YOUR GOAL | Select and reproduce each line of the listing below that bears the string "ylabel".

--- begin ---

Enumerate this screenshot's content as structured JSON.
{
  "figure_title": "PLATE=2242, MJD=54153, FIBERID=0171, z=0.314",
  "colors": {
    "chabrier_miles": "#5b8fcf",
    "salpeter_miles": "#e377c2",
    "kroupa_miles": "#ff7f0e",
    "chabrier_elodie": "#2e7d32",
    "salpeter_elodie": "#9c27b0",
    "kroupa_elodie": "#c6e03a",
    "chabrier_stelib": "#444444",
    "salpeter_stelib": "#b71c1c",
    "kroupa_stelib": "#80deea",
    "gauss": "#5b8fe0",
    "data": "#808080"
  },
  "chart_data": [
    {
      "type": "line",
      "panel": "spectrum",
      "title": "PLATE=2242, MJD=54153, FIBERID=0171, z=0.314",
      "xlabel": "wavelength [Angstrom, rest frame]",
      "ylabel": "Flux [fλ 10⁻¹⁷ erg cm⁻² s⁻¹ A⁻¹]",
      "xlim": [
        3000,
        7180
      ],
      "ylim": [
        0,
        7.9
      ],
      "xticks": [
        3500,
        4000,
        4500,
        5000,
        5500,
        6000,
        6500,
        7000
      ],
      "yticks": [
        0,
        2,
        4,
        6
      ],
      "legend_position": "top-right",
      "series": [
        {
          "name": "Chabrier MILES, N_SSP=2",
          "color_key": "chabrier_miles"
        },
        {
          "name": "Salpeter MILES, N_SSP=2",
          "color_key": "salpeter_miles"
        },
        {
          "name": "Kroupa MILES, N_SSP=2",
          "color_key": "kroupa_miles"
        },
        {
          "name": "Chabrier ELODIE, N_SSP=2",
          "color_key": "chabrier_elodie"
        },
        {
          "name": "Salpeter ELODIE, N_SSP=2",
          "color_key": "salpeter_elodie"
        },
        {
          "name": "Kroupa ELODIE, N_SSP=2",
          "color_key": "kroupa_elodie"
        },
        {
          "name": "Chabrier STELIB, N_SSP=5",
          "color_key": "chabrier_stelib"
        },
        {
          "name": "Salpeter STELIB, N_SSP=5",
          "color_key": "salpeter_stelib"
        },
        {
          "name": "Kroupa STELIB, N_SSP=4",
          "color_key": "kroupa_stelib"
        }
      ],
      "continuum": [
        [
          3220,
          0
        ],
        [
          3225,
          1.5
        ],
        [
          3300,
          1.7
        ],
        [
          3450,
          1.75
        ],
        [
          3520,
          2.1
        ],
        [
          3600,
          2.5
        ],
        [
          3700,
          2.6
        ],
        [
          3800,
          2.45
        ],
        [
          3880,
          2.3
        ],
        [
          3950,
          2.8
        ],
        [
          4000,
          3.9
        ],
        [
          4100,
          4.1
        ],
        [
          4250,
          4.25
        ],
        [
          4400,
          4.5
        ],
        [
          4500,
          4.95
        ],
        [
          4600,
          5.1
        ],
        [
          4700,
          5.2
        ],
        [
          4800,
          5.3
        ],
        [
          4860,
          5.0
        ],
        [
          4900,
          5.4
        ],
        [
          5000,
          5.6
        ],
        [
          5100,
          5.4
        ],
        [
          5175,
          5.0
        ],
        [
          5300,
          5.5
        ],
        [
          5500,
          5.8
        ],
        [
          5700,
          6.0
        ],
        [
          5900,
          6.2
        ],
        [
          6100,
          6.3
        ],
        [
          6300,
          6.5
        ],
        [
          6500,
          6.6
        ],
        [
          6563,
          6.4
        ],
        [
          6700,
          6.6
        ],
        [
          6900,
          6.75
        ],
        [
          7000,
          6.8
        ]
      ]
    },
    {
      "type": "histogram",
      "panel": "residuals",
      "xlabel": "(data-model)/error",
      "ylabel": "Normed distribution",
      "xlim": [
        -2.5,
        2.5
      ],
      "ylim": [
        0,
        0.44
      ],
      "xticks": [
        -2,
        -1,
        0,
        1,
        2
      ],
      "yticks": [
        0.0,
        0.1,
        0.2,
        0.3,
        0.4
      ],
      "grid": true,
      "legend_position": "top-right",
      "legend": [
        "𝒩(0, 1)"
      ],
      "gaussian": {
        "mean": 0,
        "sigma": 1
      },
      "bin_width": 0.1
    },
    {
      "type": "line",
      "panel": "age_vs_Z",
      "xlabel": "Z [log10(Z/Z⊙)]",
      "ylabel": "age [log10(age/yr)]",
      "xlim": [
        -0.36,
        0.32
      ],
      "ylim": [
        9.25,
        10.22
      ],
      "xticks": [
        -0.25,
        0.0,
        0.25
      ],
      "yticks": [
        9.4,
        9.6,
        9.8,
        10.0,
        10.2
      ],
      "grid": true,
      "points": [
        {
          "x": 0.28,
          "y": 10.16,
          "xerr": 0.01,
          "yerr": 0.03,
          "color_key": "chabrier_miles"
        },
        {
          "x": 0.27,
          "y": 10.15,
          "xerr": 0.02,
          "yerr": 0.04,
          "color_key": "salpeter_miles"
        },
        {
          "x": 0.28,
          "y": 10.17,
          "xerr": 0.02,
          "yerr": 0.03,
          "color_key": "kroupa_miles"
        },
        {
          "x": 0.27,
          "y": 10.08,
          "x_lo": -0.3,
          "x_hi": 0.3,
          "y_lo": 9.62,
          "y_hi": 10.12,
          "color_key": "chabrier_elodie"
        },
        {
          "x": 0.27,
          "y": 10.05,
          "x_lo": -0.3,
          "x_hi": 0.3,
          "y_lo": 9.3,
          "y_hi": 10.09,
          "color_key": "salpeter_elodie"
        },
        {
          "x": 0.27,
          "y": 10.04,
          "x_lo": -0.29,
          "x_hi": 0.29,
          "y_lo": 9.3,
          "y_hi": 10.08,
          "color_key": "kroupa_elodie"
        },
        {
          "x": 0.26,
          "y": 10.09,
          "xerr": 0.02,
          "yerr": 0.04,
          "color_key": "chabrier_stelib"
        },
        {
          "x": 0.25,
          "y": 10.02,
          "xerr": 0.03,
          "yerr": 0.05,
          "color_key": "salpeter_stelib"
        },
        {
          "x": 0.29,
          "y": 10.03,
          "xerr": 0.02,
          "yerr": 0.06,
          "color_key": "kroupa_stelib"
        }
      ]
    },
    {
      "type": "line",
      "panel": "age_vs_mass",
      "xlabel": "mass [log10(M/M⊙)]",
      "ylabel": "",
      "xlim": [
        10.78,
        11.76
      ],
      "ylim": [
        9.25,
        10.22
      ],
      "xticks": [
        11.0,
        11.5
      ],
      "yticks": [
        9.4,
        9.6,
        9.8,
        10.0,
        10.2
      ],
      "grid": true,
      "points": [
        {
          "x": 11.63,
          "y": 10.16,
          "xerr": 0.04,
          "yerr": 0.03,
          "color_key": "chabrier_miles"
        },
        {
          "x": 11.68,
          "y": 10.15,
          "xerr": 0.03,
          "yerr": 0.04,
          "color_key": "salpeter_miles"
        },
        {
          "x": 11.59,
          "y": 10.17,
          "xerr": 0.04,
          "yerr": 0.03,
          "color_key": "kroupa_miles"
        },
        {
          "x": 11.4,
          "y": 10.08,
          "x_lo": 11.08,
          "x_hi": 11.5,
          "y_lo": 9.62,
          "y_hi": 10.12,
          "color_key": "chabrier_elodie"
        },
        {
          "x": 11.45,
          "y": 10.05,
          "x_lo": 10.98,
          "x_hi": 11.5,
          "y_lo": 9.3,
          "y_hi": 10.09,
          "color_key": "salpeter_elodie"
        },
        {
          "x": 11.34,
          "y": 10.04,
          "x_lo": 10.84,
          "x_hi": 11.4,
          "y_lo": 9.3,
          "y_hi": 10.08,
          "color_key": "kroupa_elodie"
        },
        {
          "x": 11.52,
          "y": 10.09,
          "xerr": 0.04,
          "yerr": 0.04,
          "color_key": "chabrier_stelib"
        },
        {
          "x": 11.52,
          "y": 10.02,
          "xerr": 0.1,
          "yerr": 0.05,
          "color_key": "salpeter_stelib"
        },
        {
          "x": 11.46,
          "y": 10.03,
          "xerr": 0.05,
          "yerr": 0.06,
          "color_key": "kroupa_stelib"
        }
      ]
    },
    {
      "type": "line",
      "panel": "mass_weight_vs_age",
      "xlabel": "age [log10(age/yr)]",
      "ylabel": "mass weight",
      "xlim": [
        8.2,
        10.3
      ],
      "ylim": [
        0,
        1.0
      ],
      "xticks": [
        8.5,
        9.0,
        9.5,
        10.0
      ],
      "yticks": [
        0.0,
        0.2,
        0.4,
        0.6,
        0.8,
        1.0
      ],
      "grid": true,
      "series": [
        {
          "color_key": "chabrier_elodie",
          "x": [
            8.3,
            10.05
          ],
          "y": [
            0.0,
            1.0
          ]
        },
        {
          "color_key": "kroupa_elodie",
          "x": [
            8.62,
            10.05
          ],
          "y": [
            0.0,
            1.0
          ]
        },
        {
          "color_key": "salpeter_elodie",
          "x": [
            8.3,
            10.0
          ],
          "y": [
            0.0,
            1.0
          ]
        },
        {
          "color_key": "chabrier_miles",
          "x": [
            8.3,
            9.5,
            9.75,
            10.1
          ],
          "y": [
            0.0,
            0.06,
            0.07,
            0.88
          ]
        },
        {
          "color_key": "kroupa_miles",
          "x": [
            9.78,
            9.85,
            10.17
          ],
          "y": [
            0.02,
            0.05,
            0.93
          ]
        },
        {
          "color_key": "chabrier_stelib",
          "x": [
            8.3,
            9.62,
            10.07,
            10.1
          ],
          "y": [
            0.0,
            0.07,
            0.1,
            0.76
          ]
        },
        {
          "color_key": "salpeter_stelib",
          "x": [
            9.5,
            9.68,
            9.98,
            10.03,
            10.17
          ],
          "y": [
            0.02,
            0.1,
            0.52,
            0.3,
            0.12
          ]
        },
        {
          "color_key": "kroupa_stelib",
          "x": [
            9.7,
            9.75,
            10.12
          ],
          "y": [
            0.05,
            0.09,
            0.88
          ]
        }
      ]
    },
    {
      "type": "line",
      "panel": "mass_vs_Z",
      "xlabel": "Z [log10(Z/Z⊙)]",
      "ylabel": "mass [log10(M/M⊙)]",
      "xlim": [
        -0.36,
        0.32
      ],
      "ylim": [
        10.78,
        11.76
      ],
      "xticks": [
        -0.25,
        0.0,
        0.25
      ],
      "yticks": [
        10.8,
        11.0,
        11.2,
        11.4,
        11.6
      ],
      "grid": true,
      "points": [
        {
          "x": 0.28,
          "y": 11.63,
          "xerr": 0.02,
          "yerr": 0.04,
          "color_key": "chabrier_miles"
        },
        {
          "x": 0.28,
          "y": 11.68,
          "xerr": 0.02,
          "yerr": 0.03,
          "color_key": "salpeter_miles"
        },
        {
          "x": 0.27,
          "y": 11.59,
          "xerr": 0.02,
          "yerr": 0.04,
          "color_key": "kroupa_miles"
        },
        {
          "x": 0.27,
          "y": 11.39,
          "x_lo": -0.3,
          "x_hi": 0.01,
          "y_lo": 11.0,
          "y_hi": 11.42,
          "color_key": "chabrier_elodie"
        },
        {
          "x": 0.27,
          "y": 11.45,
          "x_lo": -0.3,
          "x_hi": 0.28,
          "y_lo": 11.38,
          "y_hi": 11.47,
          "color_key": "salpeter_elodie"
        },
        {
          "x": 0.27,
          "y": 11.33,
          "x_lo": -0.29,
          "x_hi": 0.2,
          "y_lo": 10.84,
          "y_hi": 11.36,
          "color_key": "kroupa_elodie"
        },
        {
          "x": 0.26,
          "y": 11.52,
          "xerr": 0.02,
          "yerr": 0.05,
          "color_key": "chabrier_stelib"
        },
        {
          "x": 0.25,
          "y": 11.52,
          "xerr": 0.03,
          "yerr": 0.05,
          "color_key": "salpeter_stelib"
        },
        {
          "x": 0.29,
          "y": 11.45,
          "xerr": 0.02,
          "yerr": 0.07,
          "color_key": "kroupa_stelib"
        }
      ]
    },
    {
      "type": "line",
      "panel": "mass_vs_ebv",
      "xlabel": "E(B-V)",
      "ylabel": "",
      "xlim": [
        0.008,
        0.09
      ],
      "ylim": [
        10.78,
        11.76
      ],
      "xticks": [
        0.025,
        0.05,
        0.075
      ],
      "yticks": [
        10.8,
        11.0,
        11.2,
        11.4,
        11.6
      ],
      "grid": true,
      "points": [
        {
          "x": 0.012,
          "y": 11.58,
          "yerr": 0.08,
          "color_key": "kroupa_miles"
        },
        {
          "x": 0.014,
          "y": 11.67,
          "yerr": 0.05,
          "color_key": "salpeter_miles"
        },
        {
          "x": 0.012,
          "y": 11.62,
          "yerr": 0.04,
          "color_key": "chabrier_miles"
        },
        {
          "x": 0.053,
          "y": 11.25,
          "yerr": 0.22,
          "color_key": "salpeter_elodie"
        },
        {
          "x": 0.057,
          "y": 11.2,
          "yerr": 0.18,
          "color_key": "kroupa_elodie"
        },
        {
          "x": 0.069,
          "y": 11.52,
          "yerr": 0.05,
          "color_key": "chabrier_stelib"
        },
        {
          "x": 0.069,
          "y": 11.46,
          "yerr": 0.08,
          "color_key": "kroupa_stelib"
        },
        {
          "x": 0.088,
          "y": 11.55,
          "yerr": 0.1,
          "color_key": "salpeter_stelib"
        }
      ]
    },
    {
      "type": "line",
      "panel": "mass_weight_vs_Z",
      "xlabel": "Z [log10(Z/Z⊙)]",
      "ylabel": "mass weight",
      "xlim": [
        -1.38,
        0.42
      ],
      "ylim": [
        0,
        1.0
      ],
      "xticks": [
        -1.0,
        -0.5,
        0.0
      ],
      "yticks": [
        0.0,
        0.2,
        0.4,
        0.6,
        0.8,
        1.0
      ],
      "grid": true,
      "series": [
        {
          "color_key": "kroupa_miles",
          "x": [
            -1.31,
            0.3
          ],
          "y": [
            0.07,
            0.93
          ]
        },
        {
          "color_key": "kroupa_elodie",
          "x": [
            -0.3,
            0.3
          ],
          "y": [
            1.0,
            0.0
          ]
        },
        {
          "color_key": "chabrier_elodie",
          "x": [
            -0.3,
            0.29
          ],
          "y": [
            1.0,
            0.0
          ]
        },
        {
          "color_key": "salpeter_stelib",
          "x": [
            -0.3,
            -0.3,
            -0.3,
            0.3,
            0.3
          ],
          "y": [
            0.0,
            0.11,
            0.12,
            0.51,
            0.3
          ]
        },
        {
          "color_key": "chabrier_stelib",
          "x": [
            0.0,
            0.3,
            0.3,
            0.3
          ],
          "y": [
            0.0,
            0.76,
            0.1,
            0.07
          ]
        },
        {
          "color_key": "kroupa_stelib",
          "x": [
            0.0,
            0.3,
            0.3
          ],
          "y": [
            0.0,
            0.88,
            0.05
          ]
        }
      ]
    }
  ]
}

--- end ---

WRITTEN REPLY |
      "ylabel": "Flux [fλ 10⁻¹⁷ erg cm⁻² s⁻¹ A⁻¹]",
      "ylabel": "Normed distribution",
      "ylabel": "age [log10(age/yr)]",
      "ylabel": "",
      "ylabel": "mass weight",
      "ylabel": "mass [log10(M/M⊙)]",
      "ylabel": "",
      "ylabel": "mass weight",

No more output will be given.